[START OF ROWS]
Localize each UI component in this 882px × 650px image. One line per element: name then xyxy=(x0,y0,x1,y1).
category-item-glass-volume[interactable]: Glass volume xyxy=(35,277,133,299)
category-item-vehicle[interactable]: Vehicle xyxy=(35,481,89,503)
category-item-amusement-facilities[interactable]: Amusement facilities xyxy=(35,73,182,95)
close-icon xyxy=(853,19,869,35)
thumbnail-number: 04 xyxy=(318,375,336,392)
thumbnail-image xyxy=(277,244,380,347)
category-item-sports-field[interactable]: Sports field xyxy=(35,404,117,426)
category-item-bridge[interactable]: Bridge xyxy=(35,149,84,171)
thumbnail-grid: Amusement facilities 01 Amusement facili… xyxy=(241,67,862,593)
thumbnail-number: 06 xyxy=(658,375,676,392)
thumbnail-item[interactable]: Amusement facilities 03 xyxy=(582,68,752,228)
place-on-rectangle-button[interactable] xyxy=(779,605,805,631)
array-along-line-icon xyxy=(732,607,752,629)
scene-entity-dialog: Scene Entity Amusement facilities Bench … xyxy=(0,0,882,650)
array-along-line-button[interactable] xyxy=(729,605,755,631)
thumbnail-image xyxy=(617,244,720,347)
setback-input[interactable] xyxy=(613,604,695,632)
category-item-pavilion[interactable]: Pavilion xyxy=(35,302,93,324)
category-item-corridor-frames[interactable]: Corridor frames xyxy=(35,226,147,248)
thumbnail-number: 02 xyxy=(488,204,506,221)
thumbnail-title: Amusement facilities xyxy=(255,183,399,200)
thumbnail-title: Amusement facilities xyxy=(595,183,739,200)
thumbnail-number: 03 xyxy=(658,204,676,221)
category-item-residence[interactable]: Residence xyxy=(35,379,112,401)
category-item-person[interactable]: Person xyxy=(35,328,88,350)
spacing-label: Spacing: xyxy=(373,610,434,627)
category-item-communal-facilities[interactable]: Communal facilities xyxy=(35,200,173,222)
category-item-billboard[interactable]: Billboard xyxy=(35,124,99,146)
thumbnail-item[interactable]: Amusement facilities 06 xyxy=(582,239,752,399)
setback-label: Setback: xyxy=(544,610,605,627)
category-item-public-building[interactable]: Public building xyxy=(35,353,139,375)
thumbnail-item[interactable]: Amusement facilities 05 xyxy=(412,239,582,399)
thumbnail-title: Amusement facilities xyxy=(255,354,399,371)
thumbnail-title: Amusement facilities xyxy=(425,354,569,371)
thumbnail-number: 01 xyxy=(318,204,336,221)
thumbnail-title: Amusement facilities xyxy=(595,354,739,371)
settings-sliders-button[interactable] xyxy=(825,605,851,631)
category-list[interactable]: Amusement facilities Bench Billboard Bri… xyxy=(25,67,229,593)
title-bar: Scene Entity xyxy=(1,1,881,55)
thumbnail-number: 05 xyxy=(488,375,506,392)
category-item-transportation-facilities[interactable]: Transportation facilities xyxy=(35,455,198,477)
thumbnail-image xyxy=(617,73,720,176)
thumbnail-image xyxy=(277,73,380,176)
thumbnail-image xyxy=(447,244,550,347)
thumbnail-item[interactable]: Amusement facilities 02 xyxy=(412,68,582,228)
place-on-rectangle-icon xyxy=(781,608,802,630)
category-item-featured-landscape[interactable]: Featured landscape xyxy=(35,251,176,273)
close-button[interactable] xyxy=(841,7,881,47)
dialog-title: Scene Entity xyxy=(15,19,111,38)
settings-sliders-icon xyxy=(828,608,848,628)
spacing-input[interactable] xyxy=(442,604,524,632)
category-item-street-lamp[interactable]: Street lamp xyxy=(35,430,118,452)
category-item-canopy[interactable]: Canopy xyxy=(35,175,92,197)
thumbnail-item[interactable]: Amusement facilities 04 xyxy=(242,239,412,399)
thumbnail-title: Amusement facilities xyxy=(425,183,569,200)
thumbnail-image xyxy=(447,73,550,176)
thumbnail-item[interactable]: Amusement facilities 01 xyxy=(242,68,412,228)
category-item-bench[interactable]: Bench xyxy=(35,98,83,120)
[END OF ROWS]
## WHAT THE TASK REQUIRES
Identify every line in the records above that contains the string "icon", and copy each such line in full.

## SOLUTION TO THIS EXERCISE
close-icon xyxy=(853,19,869,35)
array-along-line-icon xyxy=(732,607,752,629)
place-on-rectangle-icon xyxy=(781,608,802,630)
settings-sliders-icon xyxy=(828,608,848,628)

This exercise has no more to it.